Far-reaching guidelines should be based on strong scientific evidence from randomized controlled clinical trials. Without it, all we have is the opinion of a group that, even though expert, has a financial conflict of interest.
The only sure benefit of doubling the market for statins is to the bottom line of the drug companies” [emphases added].
In this modern, “scientific” age, one believes any and all official pronouncements on matters of science and medicine at one’s peril; see Dogmatism in Science and Medicine as well as the many books about what’s wrong with present-day medicine.
The solution has to be systemic: the whole system of drug research and approval and monitoring and marketing and prescribing has to be drastically altered, because what’s wrong is systemic, it is not the fault of any identifiable individuals or groups.
Angell was quite right to point to conflicts of interest as a source of damage. But conflicts of interest are widely misunderstood: it’s generally assumed that conflicts of interest are harmful only if individual subject to them behave unethically by not resisting temptation. That’s a mistaken view (read the excellent discussion by Andrew Stark, Conflict of Interest in American Public Life, Harvard University Press, 2000).
Conflicts of interest exert a statistically significant effect even if no one deliberately does anything unethical. I’ve used before the example of doctors who have financial interests in clinical labs prescribing more lab tests than doctors who don’t have such financial interests. But it is perfectly possible that the belief in the value of lab tests came first, and the financial investment later, so that the financial conflict of interest is not responsible for increased prescribing of tests. Nevertheless, the conflict of interest shows that a bias exists toward more testing.
As to consultantships, research grants, and support for “medical education” by drug companies: The overriding effect is that there are congenial interactions among researchers, physicians, and drug-company personnel. Congenial interactions conduce to a sort of team feeling. Researchers and physicians come to regard drug-company personnel as nice people who are doing their jobs honestly and properly. That researchers and physicians with conflicts of interest associated with drug companies vote to approve drugs more often than people without those conflicts of interest merely reflects attitudes no more reprehensible than feeling like an integral part of an enterprise, being loyal to one’s group, “my country right or wrong” — attitudes that may be based on mistaken interpretations but that are in no way reprehensible, whereas it would be reprehensible to do for personal gain things understood to be bad.
#####
To do:
(1) Print the passage from the text on conflicts of interest in medicine starting at "The only sure" and ending at "with present-day medicine.".
(2) The text on conflicts of interest in medicine calls for drastically altering a whole system of drug-related activities. List the activities it names as making up that system.

Dataset extract:
#####
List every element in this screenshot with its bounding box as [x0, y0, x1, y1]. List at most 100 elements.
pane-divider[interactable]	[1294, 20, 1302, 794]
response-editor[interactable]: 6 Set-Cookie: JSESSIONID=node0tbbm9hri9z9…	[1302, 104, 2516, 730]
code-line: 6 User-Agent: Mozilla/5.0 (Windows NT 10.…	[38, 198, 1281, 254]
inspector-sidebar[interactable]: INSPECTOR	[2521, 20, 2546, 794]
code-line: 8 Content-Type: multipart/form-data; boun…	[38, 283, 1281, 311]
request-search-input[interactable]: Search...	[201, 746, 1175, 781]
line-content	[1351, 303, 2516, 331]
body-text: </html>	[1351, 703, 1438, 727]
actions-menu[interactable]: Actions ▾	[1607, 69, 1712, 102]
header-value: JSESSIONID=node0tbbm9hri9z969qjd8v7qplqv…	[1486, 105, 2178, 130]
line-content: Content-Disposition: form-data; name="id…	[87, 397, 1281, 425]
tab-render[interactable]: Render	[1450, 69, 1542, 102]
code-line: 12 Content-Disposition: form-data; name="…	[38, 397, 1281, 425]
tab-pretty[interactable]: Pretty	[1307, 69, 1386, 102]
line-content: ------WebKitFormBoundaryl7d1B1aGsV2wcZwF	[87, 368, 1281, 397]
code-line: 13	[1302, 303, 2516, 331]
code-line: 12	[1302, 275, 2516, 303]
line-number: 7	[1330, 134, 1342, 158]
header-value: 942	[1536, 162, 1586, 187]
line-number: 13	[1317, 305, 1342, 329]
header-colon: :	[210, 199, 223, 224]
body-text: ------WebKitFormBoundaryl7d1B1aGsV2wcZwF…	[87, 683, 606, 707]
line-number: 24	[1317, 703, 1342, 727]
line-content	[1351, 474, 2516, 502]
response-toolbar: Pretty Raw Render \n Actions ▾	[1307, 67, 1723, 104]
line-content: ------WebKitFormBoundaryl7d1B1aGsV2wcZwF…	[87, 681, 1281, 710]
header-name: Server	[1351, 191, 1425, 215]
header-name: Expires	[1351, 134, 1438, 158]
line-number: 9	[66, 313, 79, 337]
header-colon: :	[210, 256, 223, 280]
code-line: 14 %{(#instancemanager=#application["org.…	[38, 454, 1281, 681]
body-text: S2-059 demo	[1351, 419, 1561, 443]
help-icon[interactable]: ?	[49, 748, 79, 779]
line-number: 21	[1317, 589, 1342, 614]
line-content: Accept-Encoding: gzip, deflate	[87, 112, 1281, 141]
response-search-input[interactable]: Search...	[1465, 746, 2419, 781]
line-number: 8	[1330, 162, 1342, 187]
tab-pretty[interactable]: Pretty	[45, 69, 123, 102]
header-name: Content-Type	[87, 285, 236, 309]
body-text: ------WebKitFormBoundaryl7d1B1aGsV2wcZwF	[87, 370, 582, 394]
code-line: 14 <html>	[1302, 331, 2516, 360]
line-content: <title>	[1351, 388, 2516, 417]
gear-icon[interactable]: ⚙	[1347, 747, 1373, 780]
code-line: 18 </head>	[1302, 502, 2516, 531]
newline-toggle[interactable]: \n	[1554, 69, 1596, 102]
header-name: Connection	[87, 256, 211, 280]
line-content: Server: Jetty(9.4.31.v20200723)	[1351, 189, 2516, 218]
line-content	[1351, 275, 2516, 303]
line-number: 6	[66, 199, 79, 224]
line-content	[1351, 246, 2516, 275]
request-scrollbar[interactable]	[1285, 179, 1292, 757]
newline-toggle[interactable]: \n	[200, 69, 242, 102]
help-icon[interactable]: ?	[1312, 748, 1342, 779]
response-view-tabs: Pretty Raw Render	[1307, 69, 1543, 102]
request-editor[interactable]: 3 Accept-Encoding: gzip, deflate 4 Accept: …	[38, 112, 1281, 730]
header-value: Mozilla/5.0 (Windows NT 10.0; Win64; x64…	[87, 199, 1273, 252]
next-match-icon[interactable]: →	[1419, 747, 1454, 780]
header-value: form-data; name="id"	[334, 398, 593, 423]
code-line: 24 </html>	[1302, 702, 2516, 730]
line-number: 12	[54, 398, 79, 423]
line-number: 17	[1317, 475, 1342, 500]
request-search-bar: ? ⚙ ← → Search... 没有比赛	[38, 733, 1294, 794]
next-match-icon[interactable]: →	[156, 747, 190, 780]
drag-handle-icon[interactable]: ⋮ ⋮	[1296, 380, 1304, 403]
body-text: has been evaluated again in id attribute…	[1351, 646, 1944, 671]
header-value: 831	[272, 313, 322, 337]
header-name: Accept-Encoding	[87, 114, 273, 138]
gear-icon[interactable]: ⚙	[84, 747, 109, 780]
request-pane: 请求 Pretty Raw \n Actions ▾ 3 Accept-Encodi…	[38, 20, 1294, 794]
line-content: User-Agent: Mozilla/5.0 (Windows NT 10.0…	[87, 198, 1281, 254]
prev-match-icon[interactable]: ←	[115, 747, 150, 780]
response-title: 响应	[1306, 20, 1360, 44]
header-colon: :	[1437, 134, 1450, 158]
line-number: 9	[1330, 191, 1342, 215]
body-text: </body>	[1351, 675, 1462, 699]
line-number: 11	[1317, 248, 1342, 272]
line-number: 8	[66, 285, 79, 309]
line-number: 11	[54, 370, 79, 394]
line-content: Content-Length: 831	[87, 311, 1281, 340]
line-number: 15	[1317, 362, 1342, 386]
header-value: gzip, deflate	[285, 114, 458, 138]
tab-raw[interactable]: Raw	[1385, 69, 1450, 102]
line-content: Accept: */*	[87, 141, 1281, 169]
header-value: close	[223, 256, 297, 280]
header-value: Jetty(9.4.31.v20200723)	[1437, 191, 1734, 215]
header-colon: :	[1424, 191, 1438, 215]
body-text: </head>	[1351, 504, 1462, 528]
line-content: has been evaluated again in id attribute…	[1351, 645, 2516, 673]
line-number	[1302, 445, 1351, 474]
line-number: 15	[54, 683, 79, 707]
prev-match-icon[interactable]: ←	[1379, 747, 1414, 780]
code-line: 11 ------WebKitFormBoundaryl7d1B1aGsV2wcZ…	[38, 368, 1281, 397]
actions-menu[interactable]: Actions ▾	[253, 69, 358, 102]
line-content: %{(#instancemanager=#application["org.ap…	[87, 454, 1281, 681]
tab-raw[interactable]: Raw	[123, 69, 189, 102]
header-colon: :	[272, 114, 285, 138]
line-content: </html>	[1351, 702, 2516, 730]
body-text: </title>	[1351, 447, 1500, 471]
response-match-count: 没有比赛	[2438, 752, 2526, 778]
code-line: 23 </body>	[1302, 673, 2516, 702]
#####
Exercise results:
(1)
The only sure benefit of doubling the market for statins is to the bottom line of the drug companies” [emphases added].
In this modern, “scientific” age, one believes any and all official pronouncements on matters of science and medicine at one’s peril; see Dogmatism in Science and Medicine as well as the many books about what’s wrong with present-day medicine.

(2) Drug research, approval, monitoring, marketing, and prescribing.